# GIVEN ENTRIES
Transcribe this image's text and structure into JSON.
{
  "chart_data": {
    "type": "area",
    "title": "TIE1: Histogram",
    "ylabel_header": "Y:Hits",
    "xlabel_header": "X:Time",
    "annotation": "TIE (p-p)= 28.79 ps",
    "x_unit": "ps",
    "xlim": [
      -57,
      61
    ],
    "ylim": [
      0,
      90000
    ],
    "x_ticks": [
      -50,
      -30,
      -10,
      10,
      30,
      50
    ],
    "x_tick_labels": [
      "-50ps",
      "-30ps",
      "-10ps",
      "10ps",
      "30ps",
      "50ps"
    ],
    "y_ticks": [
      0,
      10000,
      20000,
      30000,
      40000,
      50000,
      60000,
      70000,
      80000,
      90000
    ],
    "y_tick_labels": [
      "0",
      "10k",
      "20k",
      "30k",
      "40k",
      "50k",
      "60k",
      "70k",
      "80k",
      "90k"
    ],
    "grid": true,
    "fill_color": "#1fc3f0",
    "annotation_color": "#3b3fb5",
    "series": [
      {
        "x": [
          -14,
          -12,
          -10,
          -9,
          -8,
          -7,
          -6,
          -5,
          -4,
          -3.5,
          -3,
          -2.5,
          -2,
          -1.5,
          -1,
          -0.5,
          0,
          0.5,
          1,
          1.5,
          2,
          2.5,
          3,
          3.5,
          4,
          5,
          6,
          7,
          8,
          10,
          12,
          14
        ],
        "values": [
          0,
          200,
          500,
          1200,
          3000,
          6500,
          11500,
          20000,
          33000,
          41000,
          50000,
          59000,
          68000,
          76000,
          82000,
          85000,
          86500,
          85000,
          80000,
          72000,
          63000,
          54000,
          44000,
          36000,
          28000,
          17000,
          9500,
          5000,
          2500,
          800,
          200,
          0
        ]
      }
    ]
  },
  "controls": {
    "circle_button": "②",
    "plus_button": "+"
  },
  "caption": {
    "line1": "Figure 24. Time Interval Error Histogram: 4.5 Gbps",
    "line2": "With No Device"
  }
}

# EXERCISE INSTRUCTIONS
Write out every line from the entries where "Histogram" appears.

# THE RESULT
    "title": "TIE1: Histogram",
    "line1": "Figure 24. Time Interval Error Histogram: 4.5 Gbps",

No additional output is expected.